**What is being asked:**
Scan the entries below and extract each line with the word "Gminy" in it.

**Source records:**
────────────────────────────────────────

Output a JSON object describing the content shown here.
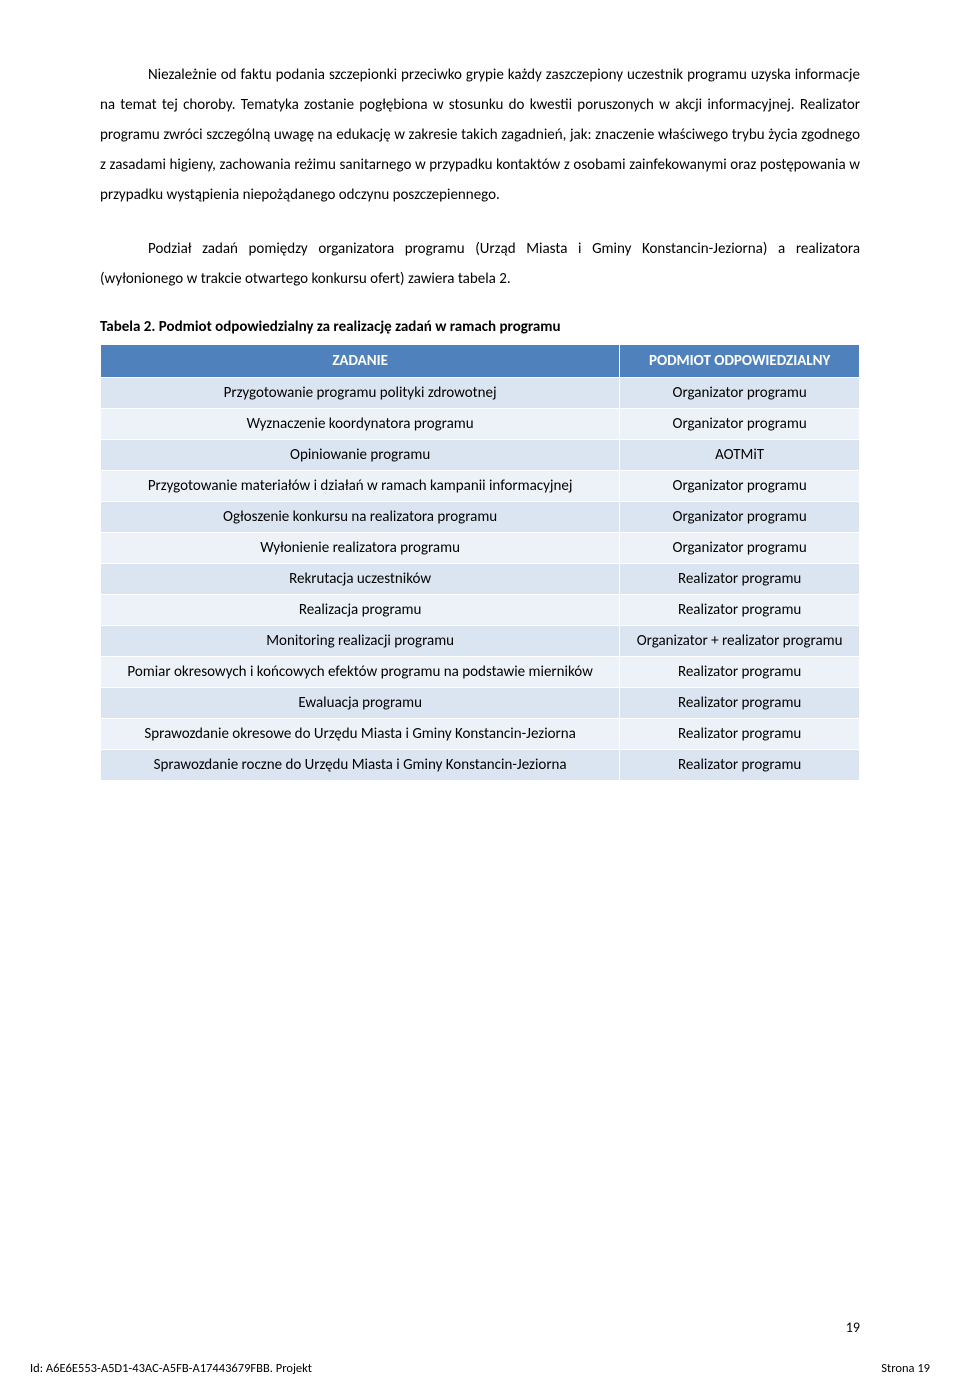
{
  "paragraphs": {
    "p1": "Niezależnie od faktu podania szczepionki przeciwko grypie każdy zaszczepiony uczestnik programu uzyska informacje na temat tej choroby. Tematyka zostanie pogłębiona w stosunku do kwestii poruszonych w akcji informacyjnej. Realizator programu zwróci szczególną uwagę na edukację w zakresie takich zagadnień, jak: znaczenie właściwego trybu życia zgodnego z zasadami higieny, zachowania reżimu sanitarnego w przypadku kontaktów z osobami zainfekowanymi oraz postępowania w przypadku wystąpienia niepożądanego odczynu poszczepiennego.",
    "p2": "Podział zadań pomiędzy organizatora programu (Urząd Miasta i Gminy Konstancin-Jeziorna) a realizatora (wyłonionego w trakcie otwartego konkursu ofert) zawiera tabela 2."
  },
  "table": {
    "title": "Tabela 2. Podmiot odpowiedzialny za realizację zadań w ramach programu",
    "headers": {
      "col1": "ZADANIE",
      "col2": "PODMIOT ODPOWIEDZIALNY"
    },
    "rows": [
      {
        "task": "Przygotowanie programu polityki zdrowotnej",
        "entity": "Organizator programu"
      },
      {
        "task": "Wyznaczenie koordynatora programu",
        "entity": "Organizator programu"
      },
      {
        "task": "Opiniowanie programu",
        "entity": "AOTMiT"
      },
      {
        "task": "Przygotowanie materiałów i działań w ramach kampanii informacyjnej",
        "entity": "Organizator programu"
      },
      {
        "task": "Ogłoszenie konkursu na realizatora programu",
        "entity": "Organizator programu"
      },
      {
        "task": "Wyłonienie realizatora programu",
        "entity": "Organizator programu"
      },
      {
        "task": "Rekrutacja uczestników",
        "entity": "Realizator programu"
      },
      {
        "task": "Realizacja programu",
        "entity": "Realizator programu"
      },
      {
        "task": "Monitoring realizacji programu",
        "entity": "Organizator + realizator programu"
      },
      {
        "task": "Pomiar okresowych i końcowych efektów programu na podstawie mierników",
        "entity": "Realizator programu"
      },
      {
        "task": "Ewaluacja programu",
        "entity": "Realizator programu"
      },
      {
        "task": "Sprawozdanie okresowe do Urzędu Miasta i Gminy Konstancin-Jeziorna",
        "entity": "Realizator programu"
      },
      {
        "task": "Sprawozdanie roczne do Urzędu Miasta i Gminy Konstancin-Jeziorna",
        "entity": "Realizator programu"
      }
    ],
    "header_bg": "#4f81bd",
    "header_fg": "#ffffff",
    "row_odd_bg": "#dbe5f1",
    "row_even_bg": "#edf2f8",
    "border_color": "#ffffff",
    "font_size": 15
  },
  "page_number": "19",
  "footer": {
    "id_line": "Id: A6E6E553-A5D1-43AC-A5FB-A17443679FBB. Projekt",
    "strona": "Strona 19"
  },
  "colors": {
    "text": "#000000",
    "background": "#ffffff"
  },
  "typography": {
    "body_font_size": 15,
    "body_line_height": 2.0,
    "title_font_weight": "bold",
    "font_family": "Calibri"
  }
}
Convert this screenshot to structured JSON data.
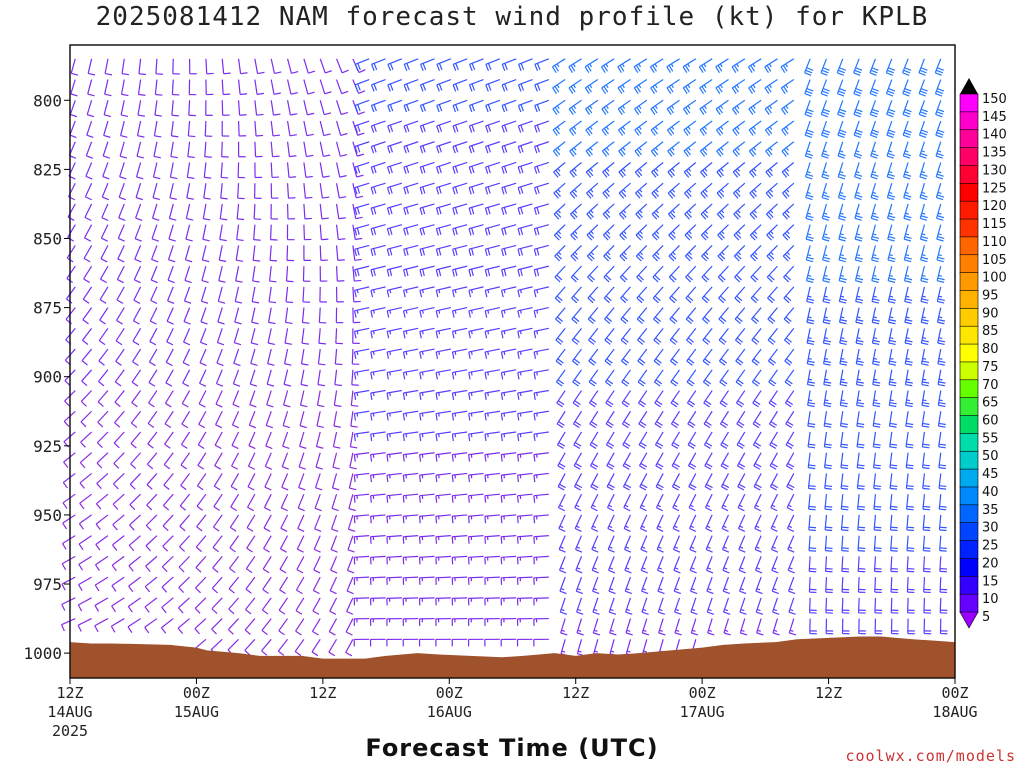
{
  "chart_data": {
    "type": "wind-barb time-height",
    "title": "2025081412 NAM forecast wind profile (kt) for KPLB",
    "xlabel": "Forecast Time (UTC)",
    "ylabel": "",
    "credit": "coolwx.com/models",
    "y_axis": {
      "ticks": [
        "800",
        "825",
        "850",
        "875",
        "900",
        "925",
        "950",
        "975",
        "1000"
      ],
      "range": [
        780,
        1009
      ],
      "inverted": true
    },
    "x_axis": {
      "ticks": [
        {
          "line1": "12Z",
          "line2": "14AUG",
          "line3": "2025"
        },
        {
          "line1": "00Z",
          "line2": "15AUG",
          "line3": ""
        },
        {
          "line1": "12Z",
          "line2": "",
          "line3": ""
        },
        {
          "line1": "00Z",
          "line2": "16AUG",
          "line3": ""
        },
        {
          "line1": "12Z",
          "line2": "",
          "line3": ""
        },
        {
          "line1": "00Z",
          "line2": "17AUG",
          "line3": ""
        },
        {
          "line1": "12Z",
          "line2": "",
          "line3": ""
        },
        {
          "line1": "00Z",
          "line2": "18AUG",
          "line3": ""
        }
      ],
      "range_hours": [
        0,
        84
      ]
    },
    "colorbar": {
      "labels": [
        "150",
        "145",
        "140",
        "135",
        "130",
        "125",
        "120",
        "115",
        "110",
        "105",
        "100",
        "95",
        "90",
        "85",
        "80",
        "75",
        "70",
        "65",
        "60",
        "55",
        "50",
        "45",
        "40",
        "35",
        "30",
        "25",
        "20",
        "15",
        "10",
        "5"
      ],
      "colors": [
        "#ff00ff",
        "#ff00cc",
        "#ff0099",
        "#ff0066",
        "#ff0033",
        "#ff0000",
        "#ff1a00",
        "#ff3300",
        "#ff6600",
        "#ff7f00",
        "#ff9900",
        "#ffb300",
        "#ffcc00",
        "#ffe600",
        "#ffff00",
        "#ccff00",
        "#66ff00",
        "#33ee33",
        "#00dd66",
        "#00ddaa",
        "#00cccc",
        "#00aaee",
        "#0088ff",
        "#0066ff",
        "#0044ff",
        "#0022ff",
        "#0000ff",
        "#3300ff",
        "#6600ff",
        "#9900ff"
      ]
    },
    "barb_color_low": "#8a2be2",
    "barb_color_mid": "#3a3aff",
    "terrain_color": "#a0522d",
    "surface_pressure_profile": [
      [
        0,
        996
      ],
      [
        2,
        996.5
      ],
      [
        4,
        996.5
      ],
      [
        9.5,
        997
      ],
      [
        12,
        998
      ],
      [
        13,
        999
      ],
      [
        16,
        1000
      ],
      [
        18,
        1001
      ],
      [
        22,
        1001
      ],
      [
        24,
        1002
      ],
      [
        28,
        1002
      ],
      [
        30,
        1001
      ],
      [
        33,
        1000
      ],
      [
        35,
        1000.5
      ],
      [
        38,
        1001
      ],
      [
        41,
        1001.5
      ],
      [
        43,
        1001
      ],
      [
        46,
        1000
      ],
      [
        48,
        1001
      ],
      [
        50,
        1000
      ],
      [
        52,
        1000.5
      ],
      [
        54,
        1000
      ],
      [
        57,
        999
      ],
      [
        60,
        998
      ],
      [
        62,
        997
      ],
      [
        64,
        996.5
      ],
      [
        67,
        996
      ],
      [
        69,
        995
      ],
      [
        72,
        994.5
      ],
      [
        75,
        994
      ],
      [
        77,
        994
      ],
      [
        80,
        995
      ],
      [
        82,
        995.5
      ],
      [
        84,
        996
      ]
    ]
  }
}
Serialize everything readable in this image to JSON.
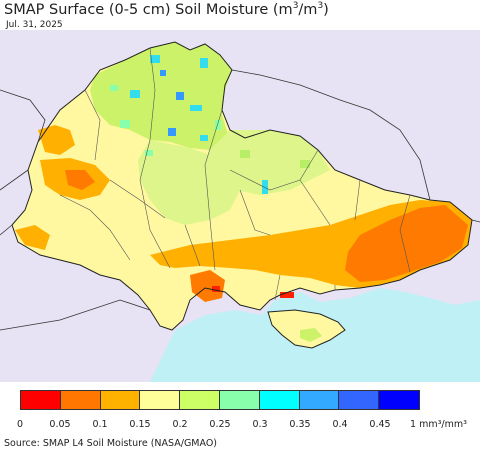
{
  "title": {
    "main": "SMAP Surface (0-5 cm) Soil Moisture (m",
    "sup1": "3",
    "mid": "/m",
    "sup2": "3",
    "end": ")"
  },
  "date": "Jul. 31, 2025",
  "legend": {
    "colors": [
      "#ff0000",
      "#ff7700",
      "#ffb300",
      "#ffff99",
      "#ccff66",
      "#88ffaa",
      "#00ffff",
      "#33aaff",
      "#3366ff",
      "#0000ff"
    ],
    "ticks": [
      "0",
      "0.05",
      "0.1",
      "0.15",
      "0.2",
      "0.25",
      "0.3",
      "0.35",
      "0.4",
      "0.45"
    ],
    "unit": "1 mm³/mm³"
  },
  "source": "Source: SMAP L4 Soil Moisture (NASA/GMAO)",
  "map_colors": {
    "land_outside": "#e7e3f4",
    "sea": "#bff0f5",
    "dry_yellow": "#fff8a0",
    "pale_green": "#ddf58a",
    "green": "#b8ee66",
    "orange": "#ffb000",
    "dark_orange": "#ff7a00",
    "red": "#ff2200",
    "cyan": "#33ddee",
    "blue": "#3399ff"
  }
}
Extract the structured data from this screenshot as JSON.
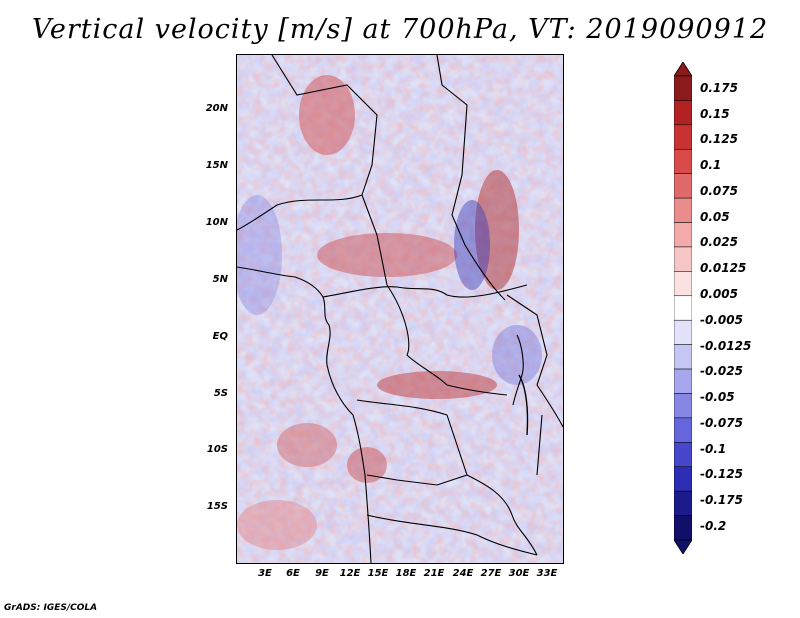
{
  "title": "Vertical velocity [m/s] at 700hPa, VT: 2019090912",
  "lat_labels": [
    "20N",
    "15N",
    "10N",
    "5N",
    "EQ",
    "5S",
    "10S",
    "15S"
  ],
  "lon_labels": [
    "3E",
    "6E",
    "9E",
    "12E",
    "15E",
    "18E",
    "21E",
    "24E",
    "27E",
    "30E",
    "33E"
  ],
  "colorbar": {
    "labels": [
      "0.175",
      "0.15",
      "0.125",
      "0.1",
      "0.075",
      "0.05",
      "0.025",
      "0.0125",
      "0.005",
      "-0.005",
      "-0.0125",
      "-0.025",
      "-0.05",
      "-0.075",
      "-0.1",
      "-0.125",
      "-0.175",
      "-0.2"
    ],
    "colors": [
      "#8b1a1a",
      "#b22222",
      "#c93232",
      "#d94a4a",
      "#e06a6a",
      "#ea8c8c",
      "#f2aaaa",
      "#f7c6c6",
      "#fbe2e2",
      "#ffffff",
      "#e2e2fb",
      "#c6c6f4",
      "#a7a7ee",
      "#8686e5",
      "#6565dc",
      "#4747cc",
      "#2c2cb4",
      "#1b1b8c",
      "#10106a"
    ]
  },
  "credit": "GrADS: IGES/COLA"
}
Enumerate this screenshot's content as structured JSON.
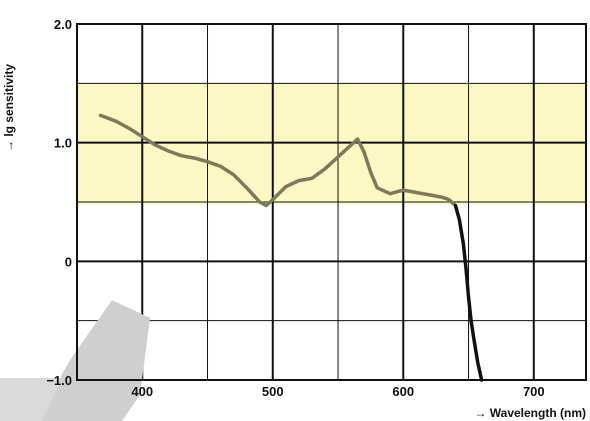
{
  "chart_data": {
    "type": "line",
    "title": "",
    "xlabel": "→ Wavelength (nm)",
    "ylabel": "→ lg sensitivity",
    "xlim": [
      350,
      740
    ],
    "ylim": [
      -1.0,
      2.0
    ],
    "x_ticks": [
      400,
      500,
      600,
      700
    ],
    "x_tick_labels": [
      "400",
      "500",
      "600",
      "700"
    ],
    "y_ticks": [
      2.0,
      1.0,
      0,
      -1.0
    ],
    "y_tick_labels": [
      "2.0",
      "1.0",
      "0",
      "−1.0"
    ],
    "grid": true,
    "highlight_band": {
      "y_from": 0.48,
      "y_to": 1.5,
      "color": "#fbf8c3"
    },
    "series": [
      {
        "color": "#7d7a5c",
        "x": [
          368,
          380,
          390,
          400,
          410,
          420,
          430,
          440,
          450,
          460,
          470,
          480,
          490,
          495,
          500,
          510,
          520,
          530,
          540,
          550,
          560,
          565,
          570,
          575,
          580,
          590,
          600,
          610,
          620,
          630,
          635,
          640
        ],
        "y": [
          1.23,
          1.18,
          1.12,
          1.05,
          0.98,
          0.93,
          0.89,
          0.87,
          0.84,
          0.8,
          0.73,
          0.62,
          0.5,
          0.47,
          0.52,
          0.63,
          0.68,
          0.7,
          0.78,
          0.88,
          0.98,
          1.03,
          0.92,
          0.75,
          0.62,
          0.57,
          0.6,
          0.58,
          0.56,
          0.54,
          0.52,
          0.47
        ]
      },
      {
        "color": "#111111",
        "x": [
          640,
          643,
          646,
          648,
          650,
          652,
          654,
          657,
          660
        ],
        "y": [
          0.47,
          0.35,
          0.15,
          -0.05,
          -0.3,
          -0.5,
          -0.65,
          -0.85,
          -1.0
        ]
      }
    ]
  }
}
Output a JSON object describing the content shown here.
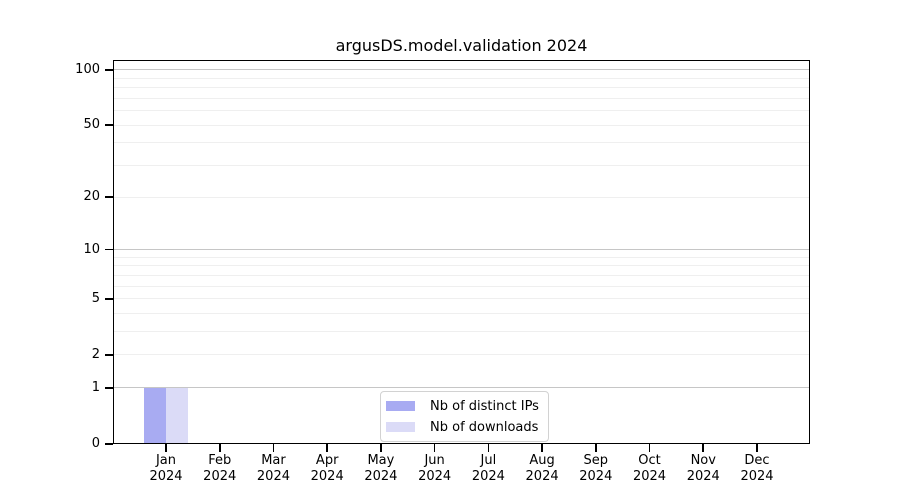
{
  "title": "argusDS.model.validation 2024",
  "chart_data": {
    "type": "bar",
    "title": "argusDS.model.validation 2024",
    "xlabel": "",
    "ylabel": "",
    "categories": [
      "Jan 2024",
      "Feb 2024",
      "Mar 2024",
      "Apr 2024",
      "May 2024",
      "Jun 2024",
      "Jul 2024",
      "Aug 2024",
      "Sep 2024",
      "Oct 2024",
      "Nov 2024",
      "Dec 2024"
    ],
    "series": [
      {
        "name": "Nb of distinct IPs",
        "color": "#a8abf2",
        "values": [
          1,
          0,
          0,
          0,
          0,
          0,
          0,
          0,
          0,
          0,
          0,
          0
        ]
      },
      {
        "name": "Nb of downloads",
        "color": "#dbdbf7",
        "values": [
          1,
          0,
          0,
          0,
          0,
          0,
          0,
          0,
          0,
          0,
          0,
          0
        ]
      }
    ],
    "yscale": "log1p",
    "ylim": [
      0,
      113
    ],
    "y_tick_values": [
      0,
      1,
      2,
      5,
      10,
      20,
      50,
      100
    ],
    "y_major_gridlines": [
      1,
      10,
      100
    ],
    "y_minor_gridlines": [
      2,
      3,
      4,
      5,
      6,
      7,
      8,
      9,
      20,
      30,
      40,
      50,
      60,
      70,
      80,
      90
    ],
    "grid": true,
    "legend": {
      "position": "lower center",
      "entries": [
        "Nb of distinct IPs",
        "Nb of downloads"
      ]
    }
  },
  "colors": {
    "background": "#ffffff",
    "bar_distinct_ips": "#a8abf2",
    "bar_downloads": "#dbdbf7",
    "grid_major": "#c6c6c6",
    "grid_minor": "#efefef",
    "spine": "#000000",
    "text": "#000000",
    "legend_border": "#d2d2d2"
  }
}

────────────────────────────────────────

**Result for this exercise:**
    "p2": "Podział zadań pomiędzy organizatora programu (Urząd Miasta i Gminy Konstancin-Jeziorna) a realizatora (wyłonionego w trakcie otwartego konkursu ofert) zawiera tabela 2."
        "task": "Sprawozdanie okresowe do Urzędu Miasta i Gminy Konstancin-Jeziorna",
        "task": "Sprawozdanie roczne do Urzędu Miasta i Gminy Konstancin-Jeziorna",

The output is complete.